TASK GOAL:
Your task is to retype each line of the data below exactly.
━━━━━━━━━━━━━━━━━━━━━━━━━━━━━━
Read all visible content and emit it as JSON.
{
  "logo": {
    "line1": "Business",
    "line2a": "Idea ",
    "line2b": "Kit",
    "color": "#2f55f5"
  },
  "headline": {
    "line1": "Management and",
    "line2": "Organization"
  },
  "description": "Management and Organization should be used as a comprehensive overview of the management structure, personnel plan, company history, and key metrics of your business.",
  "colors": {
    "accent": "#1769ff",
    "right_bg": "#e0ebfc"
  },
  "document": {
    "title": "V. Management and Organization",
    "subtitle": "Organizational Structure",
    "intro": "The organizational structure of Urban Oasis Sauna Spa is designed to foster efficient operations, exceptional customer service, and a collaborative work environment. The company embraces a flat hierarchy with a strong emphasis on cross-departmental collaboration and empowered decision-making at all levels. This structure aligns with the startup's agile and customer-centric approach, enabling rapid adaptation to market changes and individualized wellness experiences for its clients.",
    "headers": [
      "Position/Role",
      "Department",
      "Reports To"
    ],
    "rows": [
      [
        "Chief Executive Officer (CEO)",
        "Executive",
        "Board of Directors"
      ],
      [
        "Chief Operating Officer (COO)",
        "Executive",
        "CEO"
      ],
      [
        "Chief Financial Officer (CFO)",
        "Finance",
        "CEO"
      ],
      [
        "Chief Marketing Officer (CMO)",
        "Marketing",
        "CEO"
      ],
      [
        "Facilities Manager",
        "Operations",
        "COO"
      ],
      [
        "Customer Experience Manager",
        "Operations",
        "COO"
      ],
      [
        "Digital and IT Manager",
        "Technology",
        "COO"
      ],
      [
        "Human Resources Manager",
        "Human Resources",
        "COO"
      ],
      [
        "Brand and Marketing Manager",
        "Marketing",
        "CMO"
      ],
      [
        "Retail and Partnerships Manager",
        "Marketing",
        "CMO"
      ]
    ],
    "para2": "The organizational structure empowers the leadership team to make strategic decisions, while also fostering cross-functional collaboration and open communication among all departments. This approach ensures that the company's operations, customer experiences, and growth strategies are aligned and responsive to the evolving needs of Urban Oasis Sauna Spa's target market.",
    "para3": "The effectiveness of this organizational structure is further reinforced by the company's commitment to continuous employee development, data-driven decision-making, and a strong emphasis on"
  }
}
━━━━━━━━━━━━━━━━━━━━━━━━━━━━━━
FULL RESPONSE:
Read all visible content and emit it as JSON.
{
  "logo": {
    "line1": "Business",
    "line2a": "Idea ",
    "line2b": "Kit",
    "color": "#2f55f5"
  },
  "headline": {
    "line1": "Management and",
    "line2": "Organization"
  },
  "description": "Management and Organization should be used as a comprehensive overview of the management structure, personnel plan, company history, and key metrics of your business.",
  "colors": {
    "accent": "#1769ff",
    "right_bg": "#e0ebfc"
  },
  "document": {
    "title": "V. Management and Organization",
    "subtitle": "Organizational Structure",
    "intro": "The organizational structure of Urban Oasis Sauna Spa is designed to foster efficient operations, exceptional customer service, and a collaborative work environment. The company embraces a flat hierarchy with a strong emphasis on cross-departmental collaboration and empowered decision-making at all levels. This structure aligns with the startup's agile and customer-centric approach, enabling rapid adaptation to market changes and individualized wellness experiences for its clients.",
    "headers": [
      "Position/Role",
      "Department",
      "Reports To"
    ],
    "rows": [
      [
        "Chief Executive Officer (CEO)",
        "Executive",
        "Board of Directors"
      ],
      [
        "Chief Operating Officer (COO)",
        "Executive",
        "CEO"
      ],
      [
        "Chief Financial Officer (CFO)",
        "Finance",
        "CEO"
      ],
      [
        "Chief Marketing Officer (CMO)",
        "Marketing",
        "CEO"
      ],
      [
        "Facilities Manager",
        "Operations",
        "COO"
      ],
      [
        "Customer Experience Manager",
        "Operations",
        "COO"
      ],
      [
        "Digital and IT Manager",
        "Technology",
        "COO"
      ],
      [
        "Human Resources Manager",
        "Human Resources",
        "COO"
      ],
      [
        "Brand and Marketing Manager",
        "Marketing",
        "CMO"
      ],
      [
        "Retail and Partnerships Manager",
        "Marketing",
        "CMO"
      ]
    ],
    "para2": "The organizational structure empowers the leadership team to make strategic decisions, while also fostering cross-functional collaboration and open communication among all departments. This approach ensures that the company's operations, customer experiences, and growth strategies are aligned and responsive to the evolving needs of Urban Oasis Sauna Spa's target market.",
    "para3": "The effectiveness of this organizational structure is further reinforced by the company's commitment to continuous employee development, data-driven decision-making, and a strong emphasis on"
  }
}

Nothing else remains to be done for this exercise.